::: Supplied material :::
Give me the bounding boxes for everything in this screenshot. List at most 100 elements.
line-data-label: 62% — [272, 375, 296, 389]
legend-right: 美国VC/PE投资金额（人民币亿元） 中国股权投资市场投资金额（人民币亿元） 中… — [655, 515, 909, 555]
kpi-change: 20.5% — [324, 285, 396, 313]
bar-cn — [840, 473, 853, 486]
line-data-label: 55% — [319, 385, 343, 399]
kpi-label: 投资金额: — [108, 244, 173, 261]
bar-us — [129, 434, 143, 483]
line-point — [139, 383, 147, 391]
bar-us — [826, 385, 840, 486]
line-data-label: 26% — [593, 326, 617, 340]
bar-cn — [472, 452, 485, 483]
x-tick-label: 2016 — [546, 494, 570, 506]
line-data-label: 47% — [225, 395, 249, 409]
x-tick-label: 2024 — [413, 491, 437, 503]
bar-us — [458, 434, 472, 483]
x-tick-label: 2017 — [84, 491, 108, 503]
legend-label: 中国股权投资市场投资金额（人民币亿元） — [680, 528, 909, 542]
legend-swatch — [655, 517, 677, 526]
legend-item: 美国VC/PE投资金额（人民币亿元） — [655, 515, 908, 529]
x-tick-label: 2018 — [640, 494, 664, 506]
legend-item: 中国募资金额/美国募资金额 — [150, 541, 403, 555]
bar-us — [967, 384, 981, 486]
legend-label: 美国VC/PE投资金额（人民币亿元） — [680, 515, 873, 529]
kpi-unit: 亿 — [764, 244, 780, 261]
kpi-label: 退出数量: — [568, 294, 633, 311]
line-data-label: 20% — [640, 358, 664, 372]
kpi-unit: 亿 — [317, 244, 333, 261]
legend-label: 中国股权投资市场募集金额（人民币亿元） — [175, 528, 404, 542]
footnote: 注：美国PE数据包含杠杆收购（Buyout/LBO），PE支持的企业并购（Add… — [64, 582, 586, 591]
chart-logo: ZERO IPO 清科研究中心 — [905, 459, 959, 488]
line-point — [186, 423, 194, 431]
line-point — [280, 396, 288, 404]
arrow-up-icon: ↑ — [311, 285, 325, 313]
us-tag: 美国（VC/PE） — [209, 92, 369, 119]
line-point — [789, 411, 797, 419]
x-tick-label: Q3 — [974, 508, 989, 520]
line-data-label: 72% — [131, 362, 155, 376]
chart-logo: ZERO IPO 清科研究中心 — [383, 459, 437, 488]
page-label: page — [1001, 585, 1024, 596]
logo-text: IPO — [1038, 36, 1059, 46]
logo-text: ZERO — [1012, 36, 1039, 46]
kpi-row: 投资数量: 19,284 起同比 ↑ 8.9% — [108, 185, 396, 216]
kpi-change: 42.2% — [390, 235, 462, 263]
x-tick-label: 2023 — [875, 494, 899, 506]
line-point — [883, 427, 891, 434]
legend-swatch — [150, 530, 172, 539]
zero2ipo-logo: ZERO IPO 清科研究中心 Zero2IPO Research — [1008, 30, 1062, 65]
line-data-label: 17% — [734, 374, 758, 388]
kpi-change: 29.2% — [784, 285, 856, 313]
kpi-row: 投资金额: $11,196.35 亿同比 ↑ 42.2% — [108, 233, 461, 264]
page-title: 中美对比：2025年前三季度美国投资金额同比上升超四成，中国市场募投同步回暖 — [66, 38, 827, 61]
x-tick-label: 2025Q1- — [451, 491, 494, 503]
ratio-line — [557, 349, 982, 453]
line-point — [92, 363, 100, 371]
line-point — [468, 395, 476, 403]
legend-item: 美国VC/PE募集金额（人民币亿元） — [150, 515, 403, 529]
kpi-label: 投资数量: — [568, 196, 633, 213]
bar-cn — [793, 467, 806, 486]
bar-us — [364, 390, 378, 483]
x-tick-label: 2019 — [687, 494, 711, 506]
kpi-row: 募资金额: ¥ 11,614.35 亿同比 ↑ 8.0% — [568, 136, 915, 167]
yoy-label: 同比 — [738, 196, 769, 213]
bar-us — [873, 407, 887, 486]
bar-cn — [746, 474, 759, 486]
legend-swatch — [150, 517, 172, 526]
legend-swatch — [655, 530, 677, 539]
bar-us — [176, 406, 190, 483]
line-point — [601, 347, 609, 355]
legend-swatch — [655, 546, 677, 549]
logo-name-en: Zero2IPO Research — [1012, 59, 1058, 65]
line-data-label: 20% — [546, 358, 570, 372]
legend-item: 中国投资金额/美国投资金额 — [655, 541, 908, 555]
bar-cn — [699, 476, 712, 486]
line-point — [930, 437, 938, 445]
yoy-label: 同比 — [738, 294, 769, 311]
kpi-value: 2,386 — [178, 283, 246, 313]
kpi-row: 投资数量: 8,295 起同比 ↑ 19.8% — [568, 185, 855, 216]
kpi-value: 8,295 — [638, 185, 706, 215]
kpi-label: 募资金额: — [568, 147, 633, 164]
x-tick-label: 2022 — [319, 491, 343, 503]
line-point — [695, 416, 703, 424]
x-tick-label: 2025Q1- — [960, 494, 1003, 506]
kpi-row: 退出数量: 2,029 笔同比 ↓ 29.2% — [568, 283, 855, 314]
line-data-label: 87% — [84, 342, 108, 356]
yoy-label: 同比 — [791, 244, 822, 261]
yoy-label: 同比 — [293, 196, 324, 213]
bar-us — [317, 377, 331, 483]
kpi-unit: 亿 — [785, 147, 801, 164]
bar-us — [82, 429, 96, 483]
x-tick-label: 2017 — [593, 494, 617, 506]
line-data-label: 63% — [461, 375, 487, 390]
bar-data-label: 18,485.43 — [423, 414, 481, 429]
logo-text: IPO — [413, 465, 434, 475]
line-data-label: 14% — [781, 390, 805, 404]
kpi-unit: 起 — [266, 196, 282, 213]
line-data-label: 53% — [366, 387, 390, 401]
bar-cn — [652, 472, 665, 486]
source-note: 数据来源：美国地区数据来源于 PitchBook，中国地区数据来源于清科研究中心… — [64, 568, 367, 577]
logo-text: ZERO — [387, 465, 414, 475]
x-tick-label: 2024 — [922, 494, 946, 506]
:::
::: Supplied material :::
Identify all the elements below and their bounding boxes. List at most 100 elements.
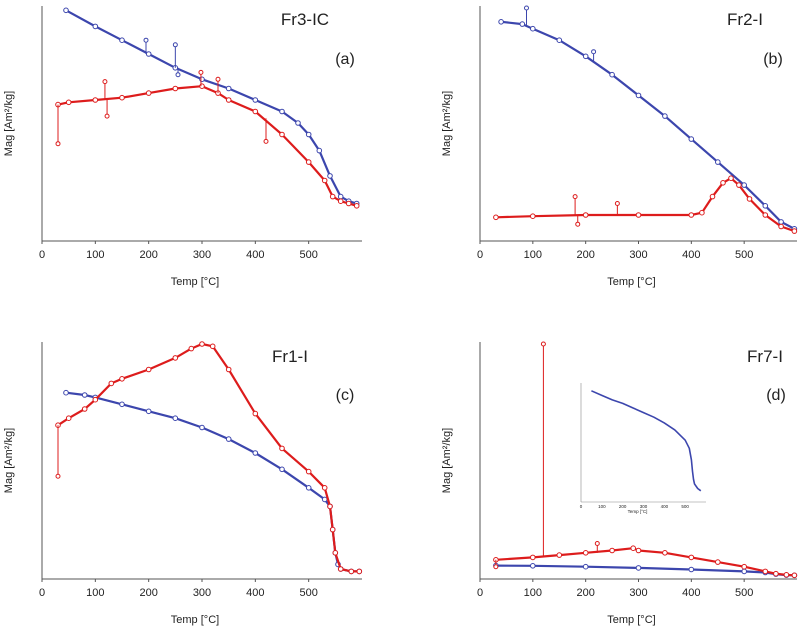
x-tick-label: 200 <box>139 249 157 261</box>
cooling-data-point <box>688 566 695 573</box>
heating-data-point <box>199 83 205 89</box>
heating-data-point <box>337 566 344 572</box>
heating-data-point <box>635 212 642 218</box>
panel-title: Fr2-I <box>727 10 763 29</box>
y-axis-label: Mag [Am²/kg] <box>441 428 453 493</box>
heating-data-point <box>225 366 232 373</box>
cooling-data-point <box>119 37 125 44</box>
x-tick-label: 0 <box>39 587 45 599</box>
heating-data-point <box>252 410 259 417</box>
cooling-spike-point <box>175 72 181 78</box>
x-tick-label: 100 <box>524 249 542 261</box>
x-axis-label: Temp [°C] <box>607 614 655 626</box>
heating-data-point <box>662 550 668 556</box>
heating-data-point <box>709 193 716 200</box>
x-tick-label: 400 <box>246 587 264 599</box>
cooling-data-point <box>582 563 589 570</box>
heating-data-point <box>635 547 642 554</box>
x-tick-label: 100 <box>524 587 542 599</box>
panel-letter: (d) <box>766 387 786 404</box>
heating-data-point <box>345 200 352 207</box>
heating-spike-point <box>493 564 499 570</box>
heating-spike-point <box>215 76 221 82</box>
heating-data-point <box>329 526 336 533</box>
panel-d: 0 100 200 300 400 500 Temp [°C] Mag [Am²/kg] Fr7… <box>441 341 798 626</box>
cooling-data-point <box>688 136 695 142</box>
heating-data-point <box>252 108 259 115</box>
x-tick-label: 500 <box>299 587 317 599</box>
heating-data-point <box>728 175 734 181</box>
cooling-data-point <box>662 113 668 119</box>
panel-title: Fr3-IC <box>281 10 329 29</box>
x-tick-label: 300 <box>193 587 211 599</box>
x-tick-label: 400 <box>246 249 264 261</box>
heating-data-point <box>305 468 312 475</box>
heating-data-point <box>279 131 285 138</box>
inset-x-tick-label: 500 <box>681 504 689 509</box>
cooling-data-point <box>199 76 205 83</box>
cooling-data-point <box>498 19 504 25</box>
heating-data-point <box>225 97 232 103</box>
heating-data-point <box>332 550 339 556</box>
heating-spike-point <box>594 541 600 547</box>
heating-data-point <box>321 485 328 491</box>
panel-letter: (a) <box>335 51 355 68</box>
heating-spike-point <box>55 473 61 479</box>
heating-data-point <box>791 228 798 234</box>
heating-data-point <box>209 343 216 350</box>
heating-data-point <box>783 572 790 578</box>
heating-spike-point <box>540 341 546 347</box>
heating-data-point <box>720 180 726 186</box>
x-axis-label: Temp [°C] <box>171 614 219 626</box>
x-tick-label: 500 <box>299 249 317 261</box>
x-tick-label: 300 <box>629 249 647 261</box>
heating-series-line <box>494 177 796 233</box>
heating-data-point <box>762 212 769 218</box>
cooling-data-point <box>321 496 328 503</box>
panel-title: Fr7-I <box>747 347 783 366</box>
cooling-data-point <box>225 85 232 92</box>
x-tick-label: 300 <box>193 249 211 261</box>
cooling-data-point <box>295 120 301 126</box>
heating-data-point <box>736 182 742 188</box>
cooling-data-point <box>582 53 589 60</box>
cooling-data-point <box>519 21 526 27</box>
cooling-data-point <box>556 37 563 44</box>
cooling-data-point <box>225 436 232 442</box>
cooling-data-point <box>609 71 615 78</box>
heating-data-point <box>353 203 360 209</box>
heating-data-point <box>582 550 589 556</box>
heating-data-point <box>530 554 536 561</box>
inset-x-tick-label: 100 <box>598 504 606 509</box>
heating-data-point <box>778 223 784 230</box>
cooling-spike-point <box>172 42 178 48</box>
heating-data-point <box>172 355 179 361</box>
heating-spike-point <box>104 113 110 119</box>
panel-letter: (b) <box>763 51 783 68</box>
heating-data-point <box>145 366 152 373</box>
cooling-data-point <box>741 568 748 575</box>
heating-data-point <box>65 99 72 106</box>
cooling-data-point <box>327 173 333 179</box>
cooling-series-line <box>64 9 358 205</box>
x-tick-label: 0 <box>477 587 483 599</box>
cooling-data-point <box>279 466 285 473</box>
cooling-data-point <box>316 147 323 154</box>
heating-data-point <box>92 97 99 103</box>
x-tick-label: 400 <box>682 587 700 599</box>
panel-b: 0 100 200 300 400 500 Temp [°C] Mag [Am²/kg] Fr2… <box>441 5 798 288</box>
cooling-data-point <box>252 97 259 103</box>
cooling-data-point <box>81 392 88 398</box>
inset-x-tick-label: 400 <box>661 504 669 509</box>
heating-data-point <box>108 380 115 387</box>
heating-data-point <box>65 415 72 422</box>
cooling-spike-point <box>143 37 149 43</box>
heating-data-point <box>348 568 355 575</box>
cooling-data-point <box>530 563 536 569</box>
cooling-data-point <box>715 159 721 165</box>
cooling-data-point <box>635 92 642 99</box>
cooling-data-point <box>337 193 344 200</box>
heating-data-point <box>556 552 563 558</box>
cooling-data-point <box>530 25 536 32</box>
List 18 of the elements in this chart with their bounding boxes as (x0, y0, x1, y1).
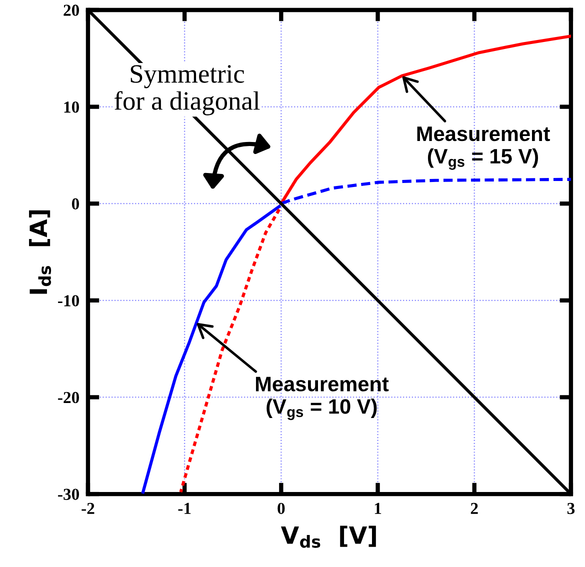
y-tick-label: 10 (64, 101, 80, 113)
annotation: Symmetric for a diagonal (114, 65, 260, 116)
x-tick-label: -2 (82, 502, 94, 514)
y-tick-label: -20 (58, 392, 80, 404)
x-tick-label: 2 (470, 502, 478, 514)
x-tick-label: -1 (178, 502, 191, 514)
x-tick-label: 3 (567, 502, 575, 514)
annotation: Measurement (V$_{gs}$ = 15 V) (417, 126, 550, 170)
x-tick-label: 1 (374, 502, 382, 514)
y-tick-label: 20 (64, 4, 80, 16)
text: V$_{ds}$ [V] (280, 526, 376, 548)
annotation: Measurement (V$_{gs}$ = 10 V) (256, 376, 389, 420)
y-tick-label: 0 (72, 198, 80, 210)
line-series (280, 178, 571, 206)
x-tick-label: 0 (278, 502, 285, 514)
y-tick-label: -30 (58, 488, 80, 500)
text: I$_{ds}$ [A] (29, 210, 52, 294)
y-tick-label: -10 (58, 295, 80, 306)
:::
> Work required:
In the items from the line with "y-tick-label: 10 (64, 101, 80, 113)" up to and including the line with "y-tick-label: -10 (58, 295, 80, 306)", change every "annotation" to "callout". Give back only those lines, with nothing else altered.

> Full solution:
y-tick-label: 10 (64, 101, 80, 113)
callout: Symmetric for a diagonal (114, 65, 260, 116)
x-tick-label: -2 (82, 502, 94, 514)
y-tick-label: -20 (58, 392, 80, 404)
x-tick-label: 2 (470, 502, 478, 514)
x-tick-label: -1 (178, 502, 191, 514)
x-tick-label: 3 (567, 502, 575, 514)
callout: Measurement (V$_{gs}$ = 15 V) (417, 126, 550, 170)
x-tick-label: 1 (374, 502, 382, 514)
y-tick-label: 20 (64, 4, 80, 16)
text: V$_{ds}$ [V] (280, 526, 376, 548)
callout: Measurement (V$_{gs}$ = 10 V) (256, 376, 389, 420)
y-tick-label: 0 (72, 198, 80, 210)
line-series (280, 178, 571, 206)
x-tick-label: 0 (278, 502, 285, 514)
y-tick-label: -30 (58, 488, 80, 500)
text: I$_{ds}$ [A] (29, 210, 52, 294)
y-tick-label: -10 (58, 295, 80, 306)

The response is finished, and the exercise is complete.